**** Supplied records ****

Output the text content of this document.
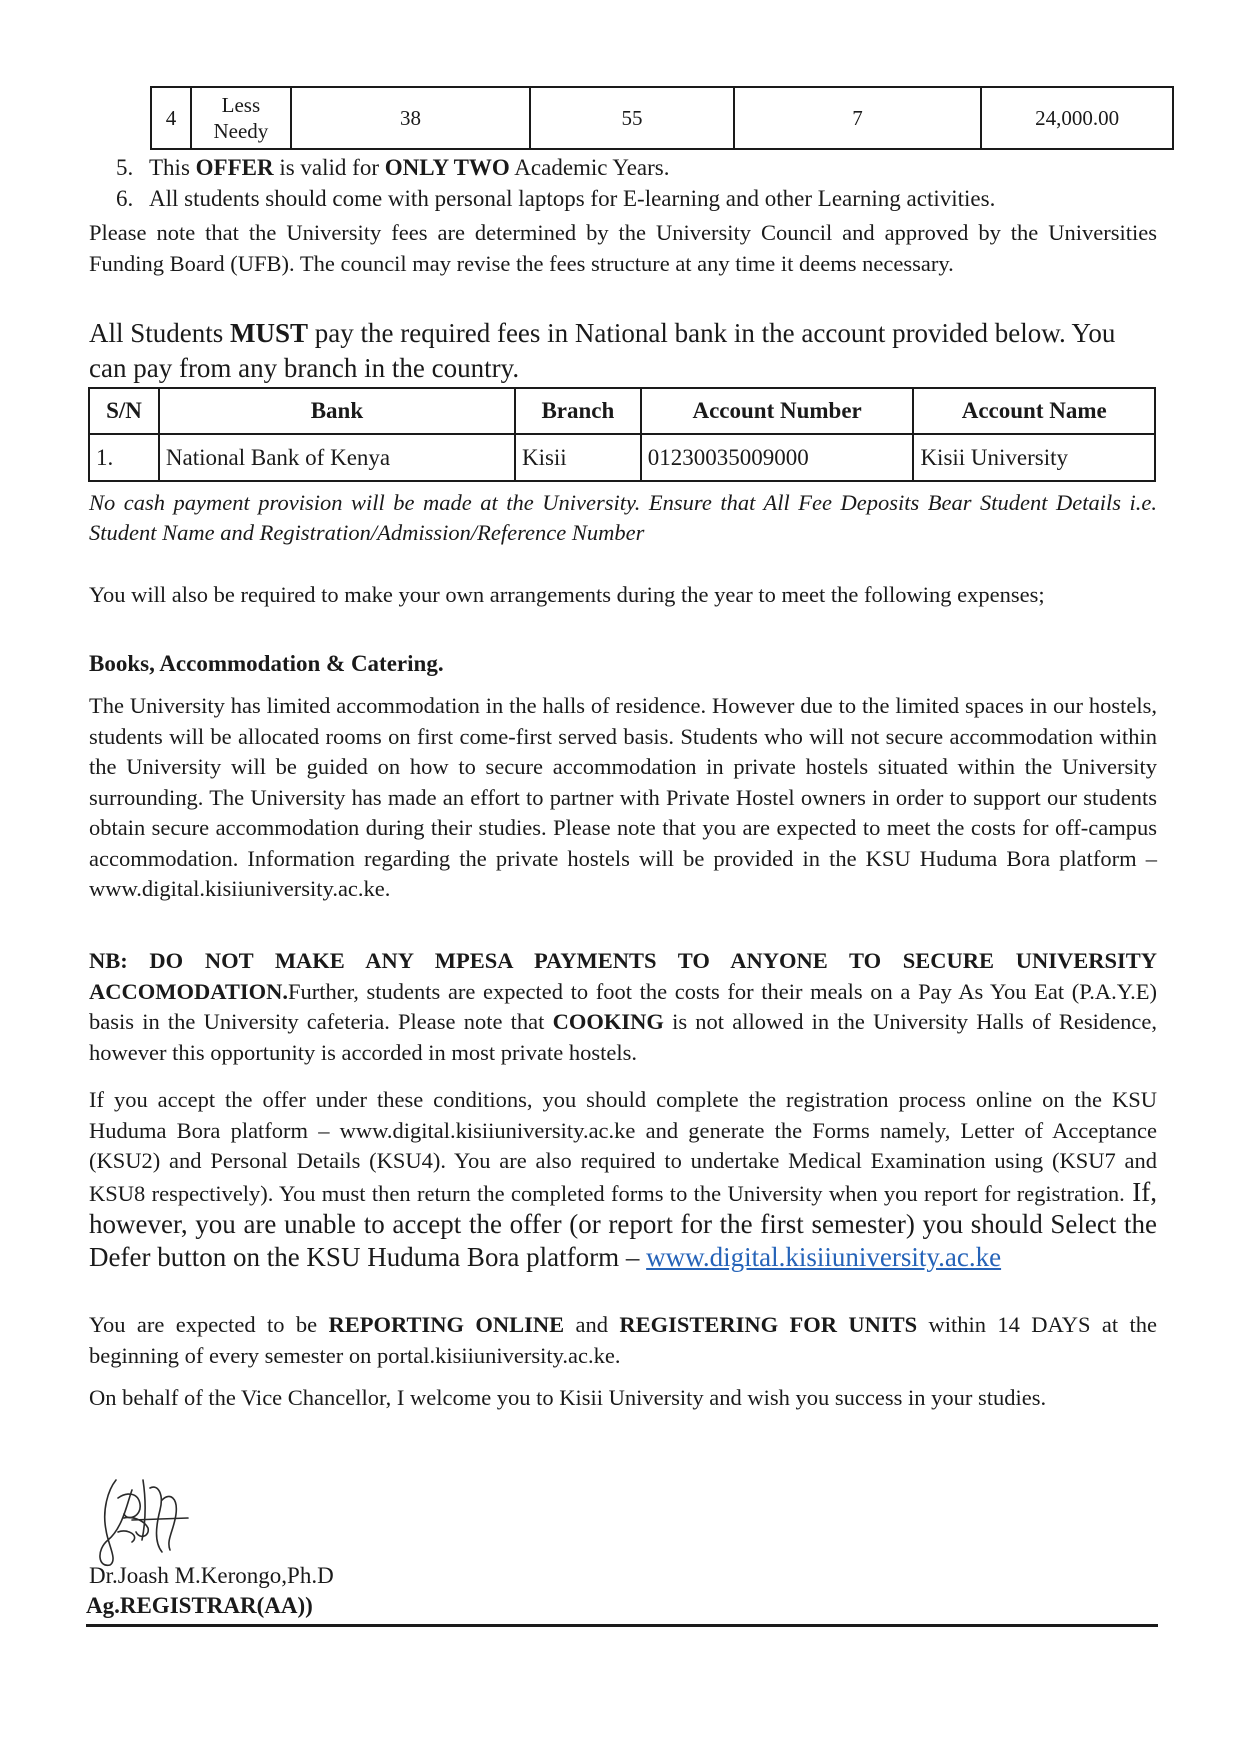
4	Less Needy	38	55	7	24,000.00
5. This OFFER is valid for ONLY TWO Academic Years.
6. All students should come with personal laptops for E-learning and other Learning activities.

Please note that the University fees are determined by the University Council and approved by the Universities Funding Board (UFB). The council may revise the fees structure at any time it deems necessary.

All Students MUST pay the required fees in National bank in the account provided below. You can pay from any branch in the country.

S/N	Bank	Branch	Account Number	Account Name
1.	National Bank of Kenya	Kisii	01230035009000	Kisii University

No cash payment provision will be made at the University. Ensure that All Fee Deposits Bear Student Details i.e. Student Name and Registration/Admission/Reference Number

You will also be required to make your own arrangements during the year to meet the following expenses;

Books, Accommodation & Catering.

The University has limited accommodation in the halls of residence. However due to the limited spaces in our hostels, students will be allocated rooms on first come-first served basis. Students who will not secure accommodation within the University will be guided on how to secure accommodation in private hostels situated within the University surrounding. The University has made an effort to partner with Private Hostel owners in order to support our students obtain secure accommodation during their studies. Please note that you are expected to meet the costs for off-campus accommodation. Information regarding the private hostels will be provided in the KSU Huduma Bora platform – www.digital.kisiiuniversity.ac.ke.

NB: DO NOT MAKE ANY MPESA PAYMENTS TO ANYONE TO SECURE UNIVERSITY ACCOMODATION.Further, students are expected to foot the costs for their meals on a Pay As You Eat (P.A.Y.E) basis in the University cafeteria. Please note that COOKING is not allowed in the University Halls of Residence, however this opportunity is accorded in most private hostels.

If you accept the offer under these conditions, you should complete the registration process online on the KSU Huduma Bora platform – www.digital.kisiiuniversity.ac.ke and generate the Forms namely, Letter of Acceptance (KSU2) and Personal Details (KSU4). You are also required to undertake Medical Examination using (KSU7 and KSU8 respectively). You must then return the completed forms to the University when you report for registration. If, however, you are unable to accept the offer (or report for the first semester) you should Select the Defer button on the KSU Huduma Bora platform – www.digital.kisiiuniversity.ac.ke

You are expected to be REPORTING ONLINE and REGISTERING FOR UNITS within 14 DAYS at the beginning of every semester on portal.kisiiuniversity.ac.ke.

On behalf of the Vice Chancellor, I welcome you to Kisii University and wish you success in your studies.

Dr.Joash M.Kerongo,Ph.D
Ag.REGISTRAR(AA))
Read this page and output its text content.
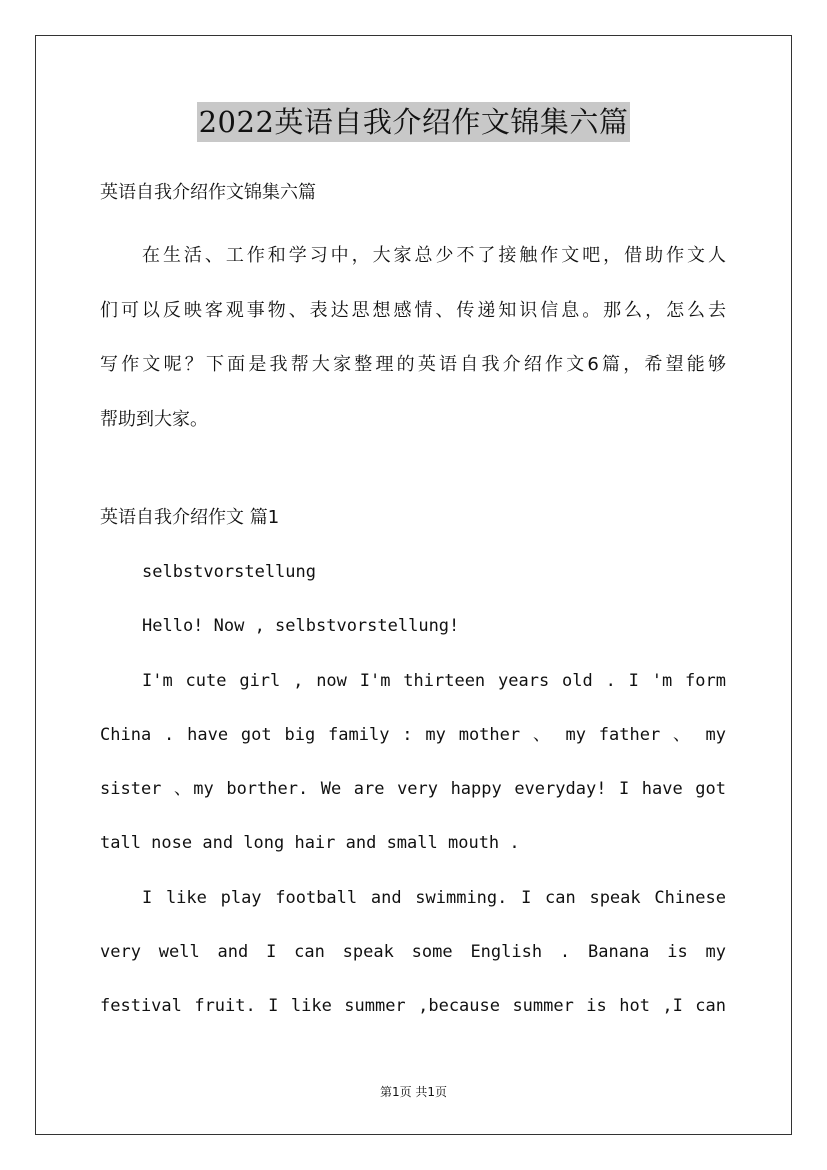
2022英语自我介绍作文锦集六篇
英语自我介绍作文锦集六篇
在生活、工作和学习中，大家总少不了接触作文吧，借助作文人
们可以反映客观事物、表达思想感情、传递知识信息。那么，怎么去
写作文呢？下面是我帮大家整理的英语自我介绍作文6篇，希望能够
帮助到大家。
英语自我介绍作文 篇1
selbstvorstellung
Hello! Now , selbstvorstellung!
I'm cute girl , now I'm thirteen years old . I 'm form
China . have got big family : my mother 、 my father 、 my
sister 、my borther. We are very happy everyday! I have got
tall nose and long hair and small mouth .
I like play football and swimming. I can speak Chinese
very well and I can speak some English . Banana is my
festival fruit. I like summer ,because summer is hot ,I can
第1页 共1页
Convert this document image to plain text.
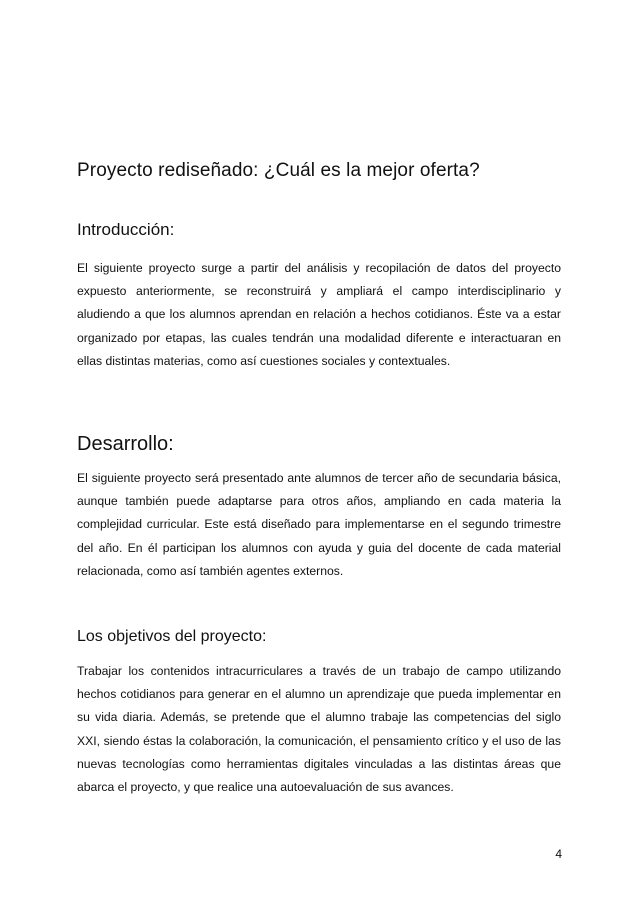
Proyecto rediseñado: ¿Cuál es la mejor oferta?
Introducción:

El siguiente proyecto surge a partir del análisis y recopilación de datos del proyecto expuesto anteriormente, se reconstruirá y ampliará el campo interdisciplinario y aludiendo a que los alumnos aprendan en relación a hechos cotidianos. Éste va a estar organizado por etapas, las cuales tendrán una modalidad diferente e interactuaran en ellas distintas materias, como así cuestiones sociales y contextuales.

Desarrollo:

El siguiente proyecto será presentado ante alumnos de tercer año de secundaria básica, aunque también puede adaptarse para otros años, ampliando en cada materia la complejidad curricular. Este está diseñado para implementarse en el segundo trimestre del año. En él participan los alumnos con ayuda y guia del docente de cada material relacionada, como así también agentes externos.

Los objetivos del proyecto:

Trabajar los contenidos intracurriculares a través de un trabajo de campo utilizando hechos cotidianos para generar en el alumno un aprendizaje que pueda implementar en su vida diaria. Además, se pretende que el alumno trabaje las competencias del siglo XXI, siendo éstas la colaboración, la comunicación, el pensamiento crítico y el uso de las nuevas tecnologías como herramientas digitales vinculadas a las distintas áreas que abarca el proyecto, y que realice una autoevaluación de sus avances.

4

****

| Do this |
Except for the pictures, copy the material above exactly.

| Task solution |
Output the text content of this document.
4	Less Needy	38	55	7	24,000.00
5. This OFFER is valid for ONLY TWO Academic Years.
6. All students should come with personal laptops for E-learning and other Learning activities.

Please note that the University fees are determined by the University Council and approved by the Universities Funding Board (UFB). The council may revise the fees structure at any time it deems necessary.

All Students MUST pay the required fees in National bank in the account provided below. You can pay from any branch in the country.

S/N	Bank	Branch	Account Number	Account Name
1.	National Bank of Kenya	Kisii	01230035009000	Kisii University

No cash payment provision will be made at the University. Ensure that All Fee Deposits Bear Student Details i.e. Student Name and Registration/Admission/Reference Number

You will also be required to make your own arrangements during the year to meet the following expenses;

Books, Accommodation & Catering.

The University has limited accommodation in the halls of residence. However due to the limited spaces in our hostels, students will be allocated rooms on first come-first served basis. Students who will not secure accommodation within the University will be guided on how to secure accommodation in private hostels situated within the University surrounding. The University has made an effort to partner with Private Hostel owners in order to support our students obtain secure accommodation during their studies. Please note that you are expected to meet the costs for off-campus accommodation. Information regarding the private hostels will be provided in the KSU Huduma Bora platform – www.digital.kisiiuniversity.ac.ke.

NB: DO NOT MAKE ANY MPESA PAYMENTS TO ANYONE TO SECURE UNIVERSITY ACCOMODATION.Further, students are expected to foot the costs for their meals on a Pay As You Eat (P.A.Y.E) basis in the University cafeteria. Please note that COOKING is not allowed in the University Halls of Residence, however this opportunity is accorded in most private hostels.

If you accept the offer under these conditions, you should complete the registration process online on the KSU Huduma Bora platform – www.digital.kisiiuniversity.ac.ke and generate the Forms namely, Letter of Acceptance (KSU2) and Personal Details (KSU4). You are also required to undertake Medical Examination using (KSU7 and KSU8 respectively). You must then return the completed forms to the University when you report for registration. If, however, you are unable to accept the offer (or report for the first semester) you should Select the Defer button on the KSU Huduma Bora platform – www.digital.kisiiuniversity.ac.ke

You are expected to be REPORTING ONLINE and REGISTERING FOR UNITS within 14 DAYS at the beginning of every semester on portal.kisiiuniversity.ac.ke.

On behalf of the Vice Chancellor, I welcome you to Kisii University and wish you success in your studies.

Dr.Joash M.Kerongo,Ph.D
Ag.REGISTRAR(AA))
Read this page and output its text content.
2022英语自我介绍作文锦集六篇
英语自我介绍作文锦集六篇
在生活、工作和学习中，大家总少不了接触作文吧，借助作文人
们可以反映客观事物、表达思想感情、传递知识信息。那么，怎么去
写作文呢？下面是我帮大家整理的英语自我介绍作文6篇，希望能够
帮助到大家。
英语自我介绍作文 篇1
selbstvorstellung
Hello! Now , selbstvorstellung!
I'm cute girl , now I'm thirteen years old . I 'm form
China . have got big family : my mother 、 my father 、 my
sister 、my borther. We are very happy everyday! I have got
tall nose and long hair and small mouth .
I like play football and swimming. I can speak Chinese
very well and I can speak some English . Banana is my
festival fruit. I like summer ,because summer is hot ,I can
第1页 共1页
Convert this document image to plain text.
Proyecto rediseñado: ¿Cuál es la mejor oferta?
Introducción:

El siguiente proyecto surge a partir del análisis y recopilación de datos del proyecto expuesto anteriormente, se reconstruirá y ampliará el campo interdisciplinario y aludiendo a que los alumnos aprendan en relación a hechos cotidianos. Éste va a estar organizado por etapas, las cuales tendrán una modalidad diferente e interactuaran en ellas distintas materias, como así cuestiones sociales y contextuales.

Desarrollo:

El siguiente proyecto será presentado ante alumnos de tercer año de secundaria básica, aunque también puede adaptarse para otros años, ampliando en cada materia la complejidad curricular. Este está diseñado para implementarse en el segundo trimestre del año. En él participan los alumnos con ayuda y guia del docente de cada material relacionada, como así también agentes externos.

Los objetivos del proyecto:

Trabajar los contenidos intracurriculares a través de un trabajo de campo utilizando hechos cotidianos para generar en el alumno un aprendizaje que pueda implementar en su vida diaria. Además, se pretende que el alumno trabaje las competencias del siglo XXI, siendo éstas la colaboración, la comunicación, el pensamiento crítico y el uso de las nuevas tecnologías como herramientas digitales vinculadas a las distintas áreas que abarca el proyecto, y que realice una autoevaluación de sus avances.

4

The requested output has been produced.